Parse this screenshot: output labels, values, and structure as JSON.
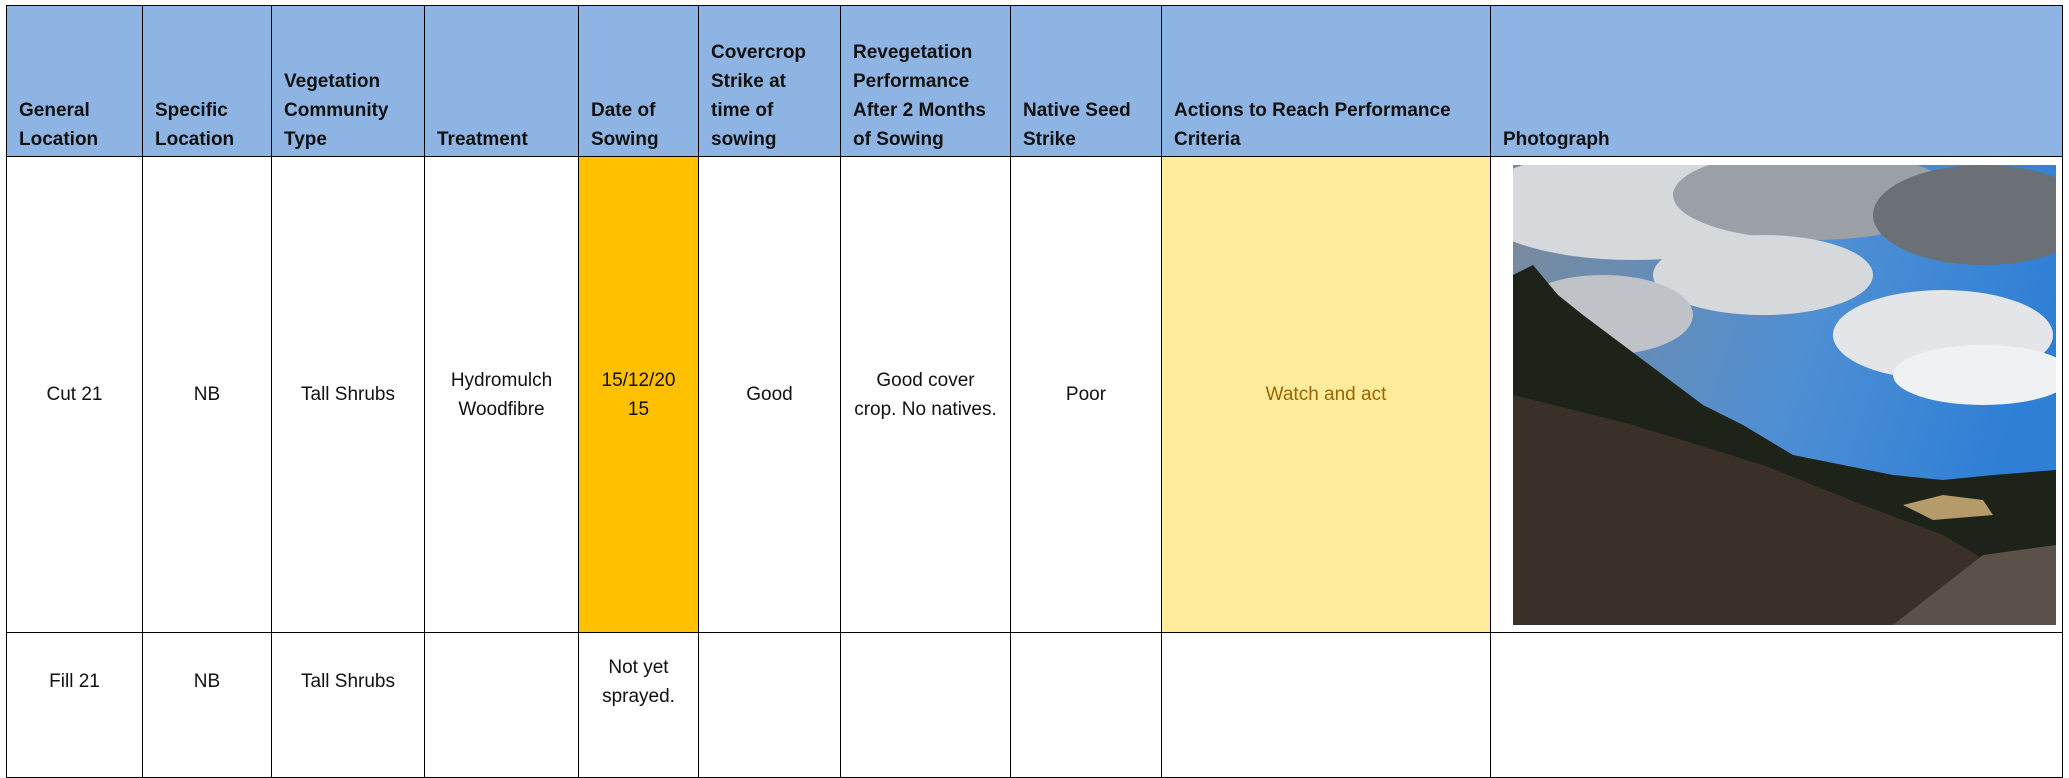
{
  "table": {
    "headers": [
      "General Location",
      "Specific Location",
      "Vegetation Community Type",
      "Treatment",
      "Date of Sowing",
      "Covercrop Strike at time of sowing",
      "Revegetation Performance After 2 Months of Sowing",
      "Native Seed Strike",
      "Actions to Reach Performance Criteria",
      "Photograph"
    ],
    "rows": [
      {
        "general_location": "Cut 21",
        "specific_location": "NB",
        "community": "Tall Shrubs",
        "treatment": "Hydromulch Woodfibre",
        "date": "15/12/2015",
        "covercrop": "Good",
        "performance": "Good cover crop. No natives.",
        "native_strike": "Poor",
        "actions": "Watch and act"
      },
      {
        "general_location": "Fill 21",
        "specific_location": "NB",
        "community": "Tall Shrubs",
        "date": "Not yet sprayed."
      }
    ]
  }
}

#####

* Exercise task *
Copy the whole of the material above exactly, but not its images.

* Written response *
Parse this screenshot: output labels, values, and structure as JSON.
{
  "table": {
    "headers": [
      "General Location",
      "Specific Location",
      "Vegetation Community Type",
      "Treatment",
      "Date of Sowing",
      "Covercrop Strike at time of sowing",
      "Revegetation Performance After 2 Months of Sowing",
      "Native Seed Strike",
      "Actions to Reach Performance Criteria",
      "Photograph"
    ],
    "rows": [
      {
        "general_location": "Cut 21",
        "specific_location": "NB",
        "community": "Tall Shrubs",
        "treatment": "Hydromulch Woodfibre",
        "date": "15/12/2015",
        "covercrop": "Good",
        "performance": "Good cover crop. No natives.",
        "native_strike": "Poor",
        "actions": "Watch and act"
      },
      {
        "general_location": "Fill 21",
        "specific_location": "NB",
        "community": "Tall Shrubs",
        "date": "Not yet sprayed."
      }
    ]
  }
}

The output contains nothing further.